# TASK DESCRIPTION:
Put the lines of the listing, from its first line through the line containing "x-axis-label: PCA –", inclusive, into a numbered list, omitting any blank lines.

· · · · · · ·

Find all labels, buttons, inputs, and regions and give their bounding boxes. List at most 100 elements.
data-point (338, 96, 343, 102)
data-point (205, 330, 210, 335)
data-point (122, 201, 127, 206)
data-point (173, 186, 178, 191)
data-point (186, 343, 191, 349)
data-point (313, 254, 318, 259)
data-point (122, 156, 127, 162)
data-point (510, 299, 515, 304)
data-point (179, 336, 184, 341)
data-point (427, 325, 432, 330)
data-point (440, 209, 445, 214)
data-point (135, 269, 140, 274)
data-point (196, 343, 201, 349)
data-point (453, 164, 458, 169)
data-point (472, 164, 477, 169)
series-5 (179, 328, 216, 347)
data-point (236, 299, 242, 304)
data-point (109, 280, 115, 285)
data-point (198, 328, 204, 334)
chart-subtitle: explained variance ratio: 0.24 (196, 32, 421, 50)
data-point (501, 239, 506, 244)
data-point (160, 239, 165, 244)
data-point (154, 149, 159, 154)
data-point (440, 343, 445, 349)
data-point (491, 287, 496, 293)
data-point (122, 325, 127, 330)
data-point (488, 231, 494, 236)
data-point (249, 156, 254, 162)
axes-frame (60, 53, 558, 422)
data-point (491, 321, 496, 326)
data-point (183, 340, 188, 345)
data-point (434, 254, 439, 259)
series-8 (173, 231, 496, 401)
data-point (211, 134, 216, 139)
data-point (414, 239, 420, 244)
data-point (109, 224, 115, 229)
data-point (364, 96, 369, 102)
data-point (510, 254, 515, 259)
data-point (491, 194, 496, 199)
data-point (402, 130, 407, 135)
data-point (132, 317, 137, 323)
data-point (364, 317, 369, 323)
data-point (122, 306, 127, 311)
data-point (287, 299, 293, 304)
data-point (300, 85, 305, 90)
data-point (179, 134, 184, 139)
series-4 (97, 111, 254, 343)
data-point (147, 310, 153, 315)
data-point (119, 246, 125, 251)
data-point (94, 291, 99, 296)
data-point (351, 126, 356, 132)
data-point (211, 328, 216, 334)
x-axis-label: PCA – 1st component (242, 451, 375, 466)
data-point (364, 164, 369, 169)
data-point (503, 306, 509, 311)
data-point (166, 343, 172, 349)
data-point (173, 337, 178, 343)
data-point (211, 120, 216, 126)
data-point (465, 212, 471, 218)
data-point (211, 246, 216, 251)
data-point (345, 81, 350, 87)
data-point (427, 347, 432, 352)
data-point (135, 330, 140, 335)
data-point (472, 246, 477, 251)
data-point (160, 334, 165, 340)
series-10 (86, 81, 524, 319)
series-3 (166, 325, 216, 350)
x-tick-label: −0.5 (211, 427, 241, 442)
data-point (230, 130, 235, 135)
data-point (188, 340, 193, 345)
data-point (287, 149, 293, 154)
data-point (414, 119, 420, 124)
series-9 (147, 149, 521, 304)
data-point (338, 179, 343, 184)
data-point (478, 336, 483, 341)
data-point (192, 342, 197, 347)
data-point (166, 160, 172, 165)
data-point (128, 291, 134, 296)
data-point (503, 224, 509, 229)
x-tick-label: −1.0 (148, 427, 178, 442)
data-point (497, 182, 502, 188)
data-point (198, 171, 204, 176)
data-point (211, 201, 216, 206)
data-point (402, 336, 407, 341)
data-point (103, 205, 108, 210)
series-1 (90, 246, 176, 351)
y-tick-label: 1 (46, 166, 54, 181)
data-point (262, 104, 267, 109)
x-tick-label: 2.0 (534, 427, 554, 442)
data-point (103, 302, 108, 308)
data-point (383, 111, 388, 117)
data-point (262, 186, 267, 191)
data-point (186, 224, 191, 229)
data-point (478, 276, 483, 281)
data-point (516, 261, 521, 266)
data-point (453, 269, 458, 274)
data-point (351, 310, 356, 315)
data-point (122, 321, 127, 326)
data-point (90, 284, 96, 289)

· · · · · · ·

# RESPONSE:
1. Find all labels, buttons, inputs, and regions and give their bounding boxes. List at most 100 elements.
2. data-point (338, 96, 343, 102)
3. data-point (205, 330, 210, 335)
4. data-point (122, 201, 127, 206)
5. data-point (173, 186, 178, 191)
6. data-point (186, 343, 191, 349)
7. data-point (313, 254, 318, 259)
8. data-point (122, 156, 127, 162)
9. data-point (510, 299, 515, 304)
10. data-point (179, 336, 184, 341)
11. data-point (427, 325, 432, 330)
12. data-point (440, 209, 445, 214)
13. data-point (135, 269, 140, 274)
14. data-point (196, 343, 201, 349)
15. data-point (453, 164, 458, 169)
16. data-point (472, 164, 477, 169)
17. series-5 (179, 328, 216, 347)
18. data-point (236, 299, 242, 304)
19. data-point (109, 280, 115, 285)
20. data-point (198, 328, 204, 334)
21. chart-subtitle: explained variance ratio: 0.24 (196, 32, 421, 50)
22. data-point (501, 239, 506, 244)
23. data-point (160, 239, 165, 244)
24. data-point (154, 149, 159, 154)
25. data-point (440, 343, 445, 349)
26. data-point (491, 287, 496, 293)
27. data-point (122, 325, 127, 330)
28. data-point (488, 231, 494, 236)
29. data-point (249, 156, 254, 162)
30. axes-frame (60, 53, 558, 422)
31. data-point (491, 321, 496, 326)
32. data-point (183, 340, 188, 345)
33. data-point (434, 254, 439, 259)
34. series-8 (173, 231, 496, 401)
35. data-point (211, 134, 216, 139)
36. data-point (414, 239, 420, 244)
37. data-point (109, 224, 115, 229)
38. data-point (364, 96, 369, 102)
39. data-point (510, 254, 515, 259)
40. data-point (491, 194, 496, 199)
41. data-point (402, 130, 407, 135)
42. data-point (132, 317, 137, 323)
43. data-point (364, 317, 369, 323)
44. data-point (122, 306, 127, 311)
45. data-point (287, 299, 293, 304)
46. data-point (300, 85, 305, 90)
47. data-point (179, 134, 184, 139)
48. series-4 (97, 111, 254, 343)
49. data-point (147, 310, 153, 315)
50. data-point (119, 246, 125, 251)
51. data-point (94, 291, 99, 296)
52. data-point (351, 126, 356, 132)
53. data-point (211, 328, 216, 334)
54. x-axis-label: PCA – 1st component (242, 451, 375, 466)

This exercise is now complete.